To do -
Repeat the listing that follows, character for character, minus the pictures.

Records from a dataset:
=====

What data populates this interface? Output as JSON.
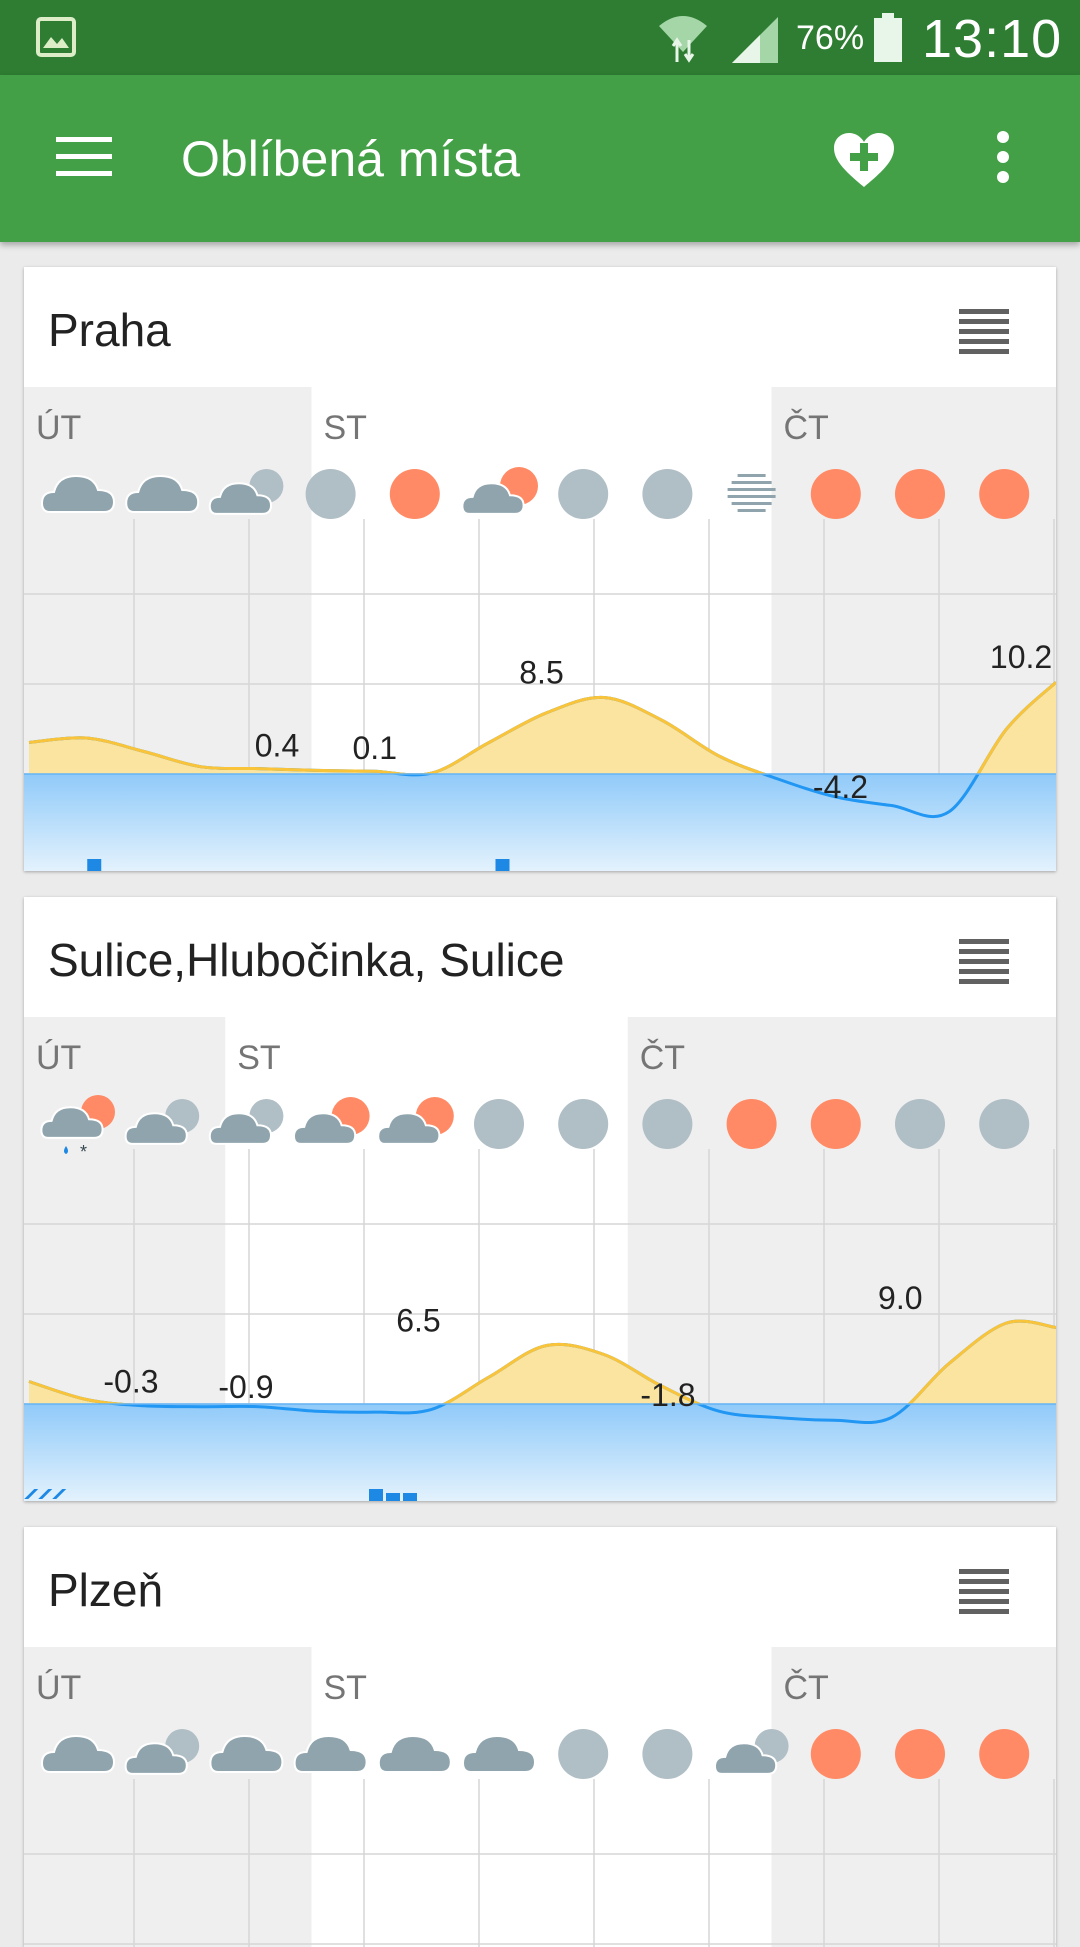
{
  "status_bar": {
    "battery_percent": "76%",
    "time": "13:10"
  },
  "app_bar": {
    "title": "Oblíbená místa",
    "icons": [
      "menu-icon",
      "heart-plus-icon",
      "overflow-menu-icon"
    ]
  },
  "colors": {
    "status_bar": "#2e7d32",
    "app_bar": "#43a047",
    "temp_above_zero": "#f9c43a",
    "temp_below_zero": "#2196f3",
    "sun": "#ff8a65",
    "cloud": "#90a4ae",
    "overcast": "#b0bec5"
  },
  "locations": [
    {
      "name": "Praha",
      "days": [
        "ÚT",
        "ST",
        "ČT"
      ],
      "day_start_cols": [
        0,
        2.5,
        6.5
      ],
      "shaded_days": [
        0,
        2
      ],
      "chart_data": {
        "type": "area",
        "unit": "°C",
        "zero_line": 0,
        "x_cols": [
          0,
          0.5,
          1,
          1.5,
          2,
          2.5,
          3,
          3.5,
          4,
          4.5,
          5,
          5.5,
          6,
          6.5,
          7,
          7.5,
          8,
          8.5,
          9
        ],
        "temperatures": [
          3.5,
          4.0,
          2.5,
          0.8,
          0.6,
          0.4,
          0.3,
          0.1,
          3.5,
          6.8,
          8.5,
          6.0,
          2.0,
          -0.5,
          -2.5,
          -3.5,
          -4.2,
          5.0,
          10.2
        ],
        "labels": [
          {
            "col": 2.2,
            "text": "0.4"
          },
          {
            "col": 3.05,
            "text": "0.1"
          },
          {
            "col": 4.5,
            "text": "8.5"
          },
          {
            "col": 7.1,
            "text": "-4.2"
          },
          {
            "col": 8.67,
            "text": "10.2"
          }
        ],
        "precipitation": [
          {
            "col": 0.55,
            "kind": "rain"
          },
          {
            "col": 4.1,
            "kind": "rain"
          }
        ],
        "icons": [
          "cloud",
          "cloud",
          "partly-cloudy",
          "overcast",
          "sun",
          "sun-cloud",
          "overcast",
          "overcast",
          "fog",
          "sun",
          "sun",
          "sun"
        ]
      }
    },
    {
      "name": "Sulice,Hlubočinka, Sulice",
      "days": [
        "ÚT",
        "ST",
        "ČT"
      ],
      "day_start_cols": [
        0,
        1.75,
        5.25
      ],
      "shaded_days": [
        0,
        2
      ],
      "chart_data": {
        "type": "area",
        "unit": "°C",
        "zero_line": 0,
        "x_cols": [
          0,
          0.5,
          1,
          1.5,
          2,
          2.5,
          3,
          3.5,
          4,
          4.5,
          5,
          5.5,
          6,
          6.5,
          7,
          7.5,
          8,
          8.5,
          9
        ],
        "temperatures": [
          2.5,
          0.5,
          -0.2,
          -0.3,
          -0.3,
          -0.8,
          -0.9,
          -0.6,
          3.0,
          6.5,
          5.5,
          2.0,
          -0.8,
          -1.5,
          -1.8,
          -1.5,
          4.5,
          9.0,
          8.5
        ],
        "labels": [
          {
            "col": 0.93,
            "text": "-0.3"
          },
          {
            "col": 1.93,
            "text": "-0.9"
          },
          {
            "col": 3.43,
            "text": "6.5"
          },
          {
            "col": 5.6,
            "text": "-1.8"
          },
          {
            "col": 7.62,
            "text": "9.0"
          }
        ],
        "precipitation": [
          {
            "col": 0.35,
            "kind": "snow"
          },
          {
            "col": 3.0,
            "kind": "rain"
          }
        ],
        "icons": [
          "sun-cloud-rain-snow",
          "partly-cloudy",
          "partly-cloudy",
          "sun-cloud",
          "sun-cloud",
          "overcast",
          "overcast",
          "overcast",
          "sun",
          "sun",
          "overcast",
          "overcast"
        ]
      }
    },
    {
      "name": "Plzeň",
      "days": [
        "ÚT",
        "ST",
        "ČT"
      ],
      "day_start_cols": [
        0,
        2.5,
        6.5
      ],
      "shaded_days": [
        0,
        2
      ],
      "icons": [
        "cloud",
        "partly-cloudy",
        "cloud",
        "cloud",
        "cloud",
        "cloud",
        "overcast",
        "overcast",
        "partly-cloudy",
        "sun",
        "sun",
        "sun"
      ]
    }
  ]
}
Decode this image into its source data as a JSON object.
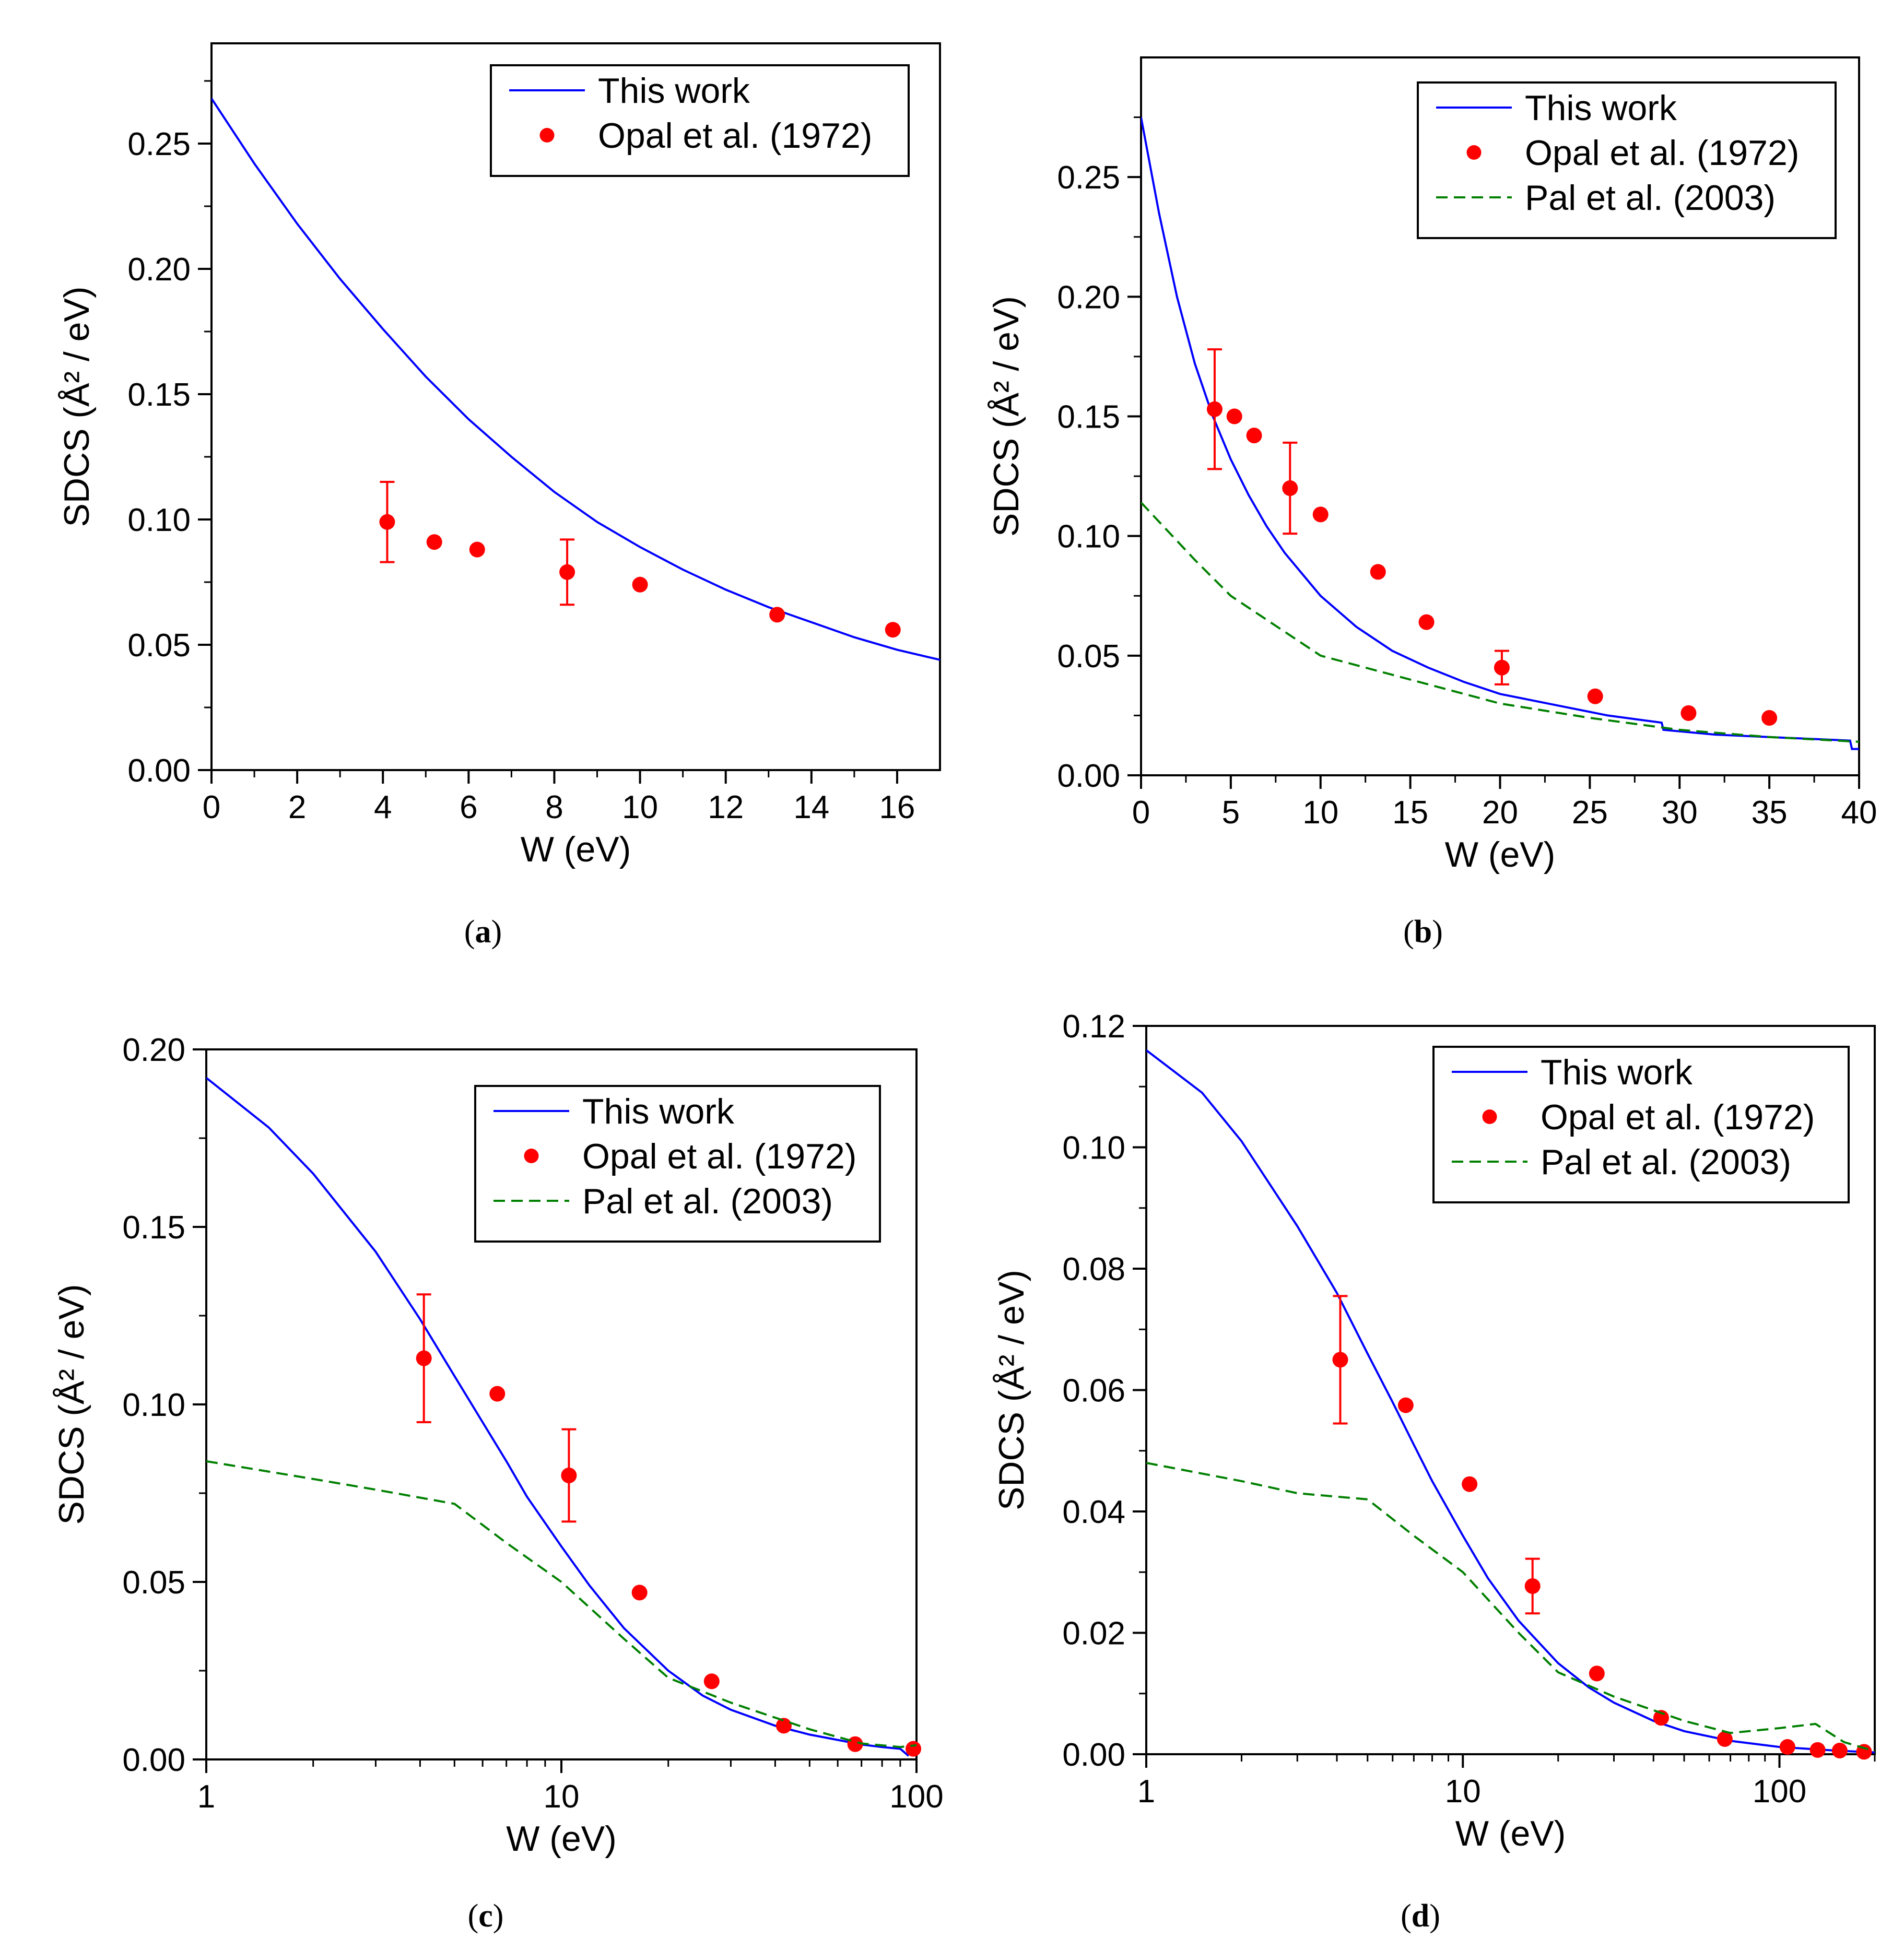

=====

Full response -
What data populates this interface? Output as JSON.
{
  "status_bar": {
    "battery_percent": "76%",
    "time": "13:10"
  },
  "app_bar": {
    "title": "Oblíbená místa",
    "icons": [
      "menu-icon",
      "heart-plus-icon",
      "overflow-menu-icon"
    ]
  },
  "colors": {
    "status_bar": "#2e7d32",
    "app_bar": "#43a047",
    "temp_above_zero": "#f9c43a",
    "temp_below_zero": "#2196f3",
    "sun": "#ff8a65",
    "cloud": "#90a4ae",
    "overcast": "#b0bec5"
  },
  "locations": [
    {
      "name": "Praha",
      "days": [
        "ÚT",
        "ST",
        "ČT"
      ],
      "day_start_cols": [
        0,
        2.5,
        6.5
      ],
      "shaded_days": [
        0,
        2
      ],
      "chart_data": {
        "type": "area",
        "unit": "°C",
        "zero_line": 0,
        "x_cols": [
          0,
          0.5,
          1,
          1.5,
          2,
          2.5,
          3,
          3.5,
          4,
          4.5,
          5,
          5.5,
          6,
          6.5,
          7,
          7.5,
          8,
          8.5,
          9
        ],
        "temperatures": [
          3.5,
          4.0,
          2.5,
          0.8,
          0.6,
          0.4,
          0.3,
          0.1,
          3.5,
          6.8,
          8.5,
          6.0,
          2.0,
          -0.5,
          -2.5,
          -3.5,
          -4.2,
          5.0,
          10.2
        ],
        "labels": [
          {
            "col": 2.2,
            "text": "0.4"
          },
          {
            "col": 3.05,
            "text": "0.1"
          },
          {
            "col": 4.5,
            "text": "8.5"
          },
          {
            "col": 7.1,
            "text": "-4.2"
          },
          {
            "col": 8.67,
            "text": "10.2"
          }
        ],
        "precipitation": [
          {
            "col": 0.55,
            "kind": "rain"
          },
          {
            "col": 4.1,
            "kind": "rain"
          }
        ],
        "icons": [
          "cloud",
          "cloud",
          "partly-cloudy",
          "overcast",
          "sun",
          "sun-cloud",
          "overcast",
          "overcast",
          "fog",
          "sun",
          "sun",
          "sun"
        ]
      }
    },
    {
      "name": "Sulice,Hlubočinka, Sulice",
      "days": [
        "ÚT",
        "ST",
        "ČT"
      ],
      "day_start_cols": [
        0,
        1.75,
        5.25
      ],
      "shaded_days": [
        0,
        2
      ],
      "chart_data": {
        "type": "area",
        "unit": "°C",
        "zero_line": 0,
        "x_cols": [
          0,
          0.5,
          1,
          1.5,
          2,
          2.5,
          3,
          3.5,
          4,
          4.5,
          5,
          5.5,
          6,
          6.5,
          7,
          7.5,
          8,
          8.5,
          9
        ],
        "temperatures": [
          2.5,
          0.5,
          -0.2,
          -0.3,
          -0.3,
          -0.8,
          -0.9,
          -0.6,
          3.0,
          6.5,
          5.5,
          2.0,
          -0.8,
          -1.5,
          -1.8,
          -1.5,
          4.5,
          9.0,
          8.5
        ],
        "labels": [
          {
            "col": 0.93,
            "text": "-0.3"
          },
          {
            "col": 1.93,
            "text": "-0.9"
          },
          {
            "col": 3.43,
            "text": "6.5"
          },
          {
            "col": 5.6,
            "text": "-1.8"
          },
          {
            "col": 7.62,
            "text": "9.0"
          }
        ],
        "precipitation": [
          {
            "col": 0.35,
            "kind": "snow"
          },
          {
            "col": 3.0,
            "kind": "rain"
          }
        ],
        "icons": [
          "sun-cloud-rain-snow",
          "partly-cloudy",
          "partly-cloudy",
          "sun-cloud",
          "sun-cloud",
          "overcast",
          "overcast",
          "overcast",
          "sun",
          "sun",
          "overcast",
          "overcast"
        ]
      }
    },
    {
      "name": "Plzeň",
      "days": [
        "ÚT",
        "ST",
        "ČT"
      ],
      "day_start_cols": [
        0,
        2.5,
        6.5
      ],
      "shaded_days": [
        0,
        2
      ],
      "icons": [
        "cloud",
        "partly-cloudy",
        "cloud",
        "cloud",
        "cloud",
        "cloud",
        "overcast",
        "overcast",
        "partly-cloudy",
        "sun",
        "sun",
        "sun"
      ]
    }
  ]
}
Decode this image into its source data as a JSON object.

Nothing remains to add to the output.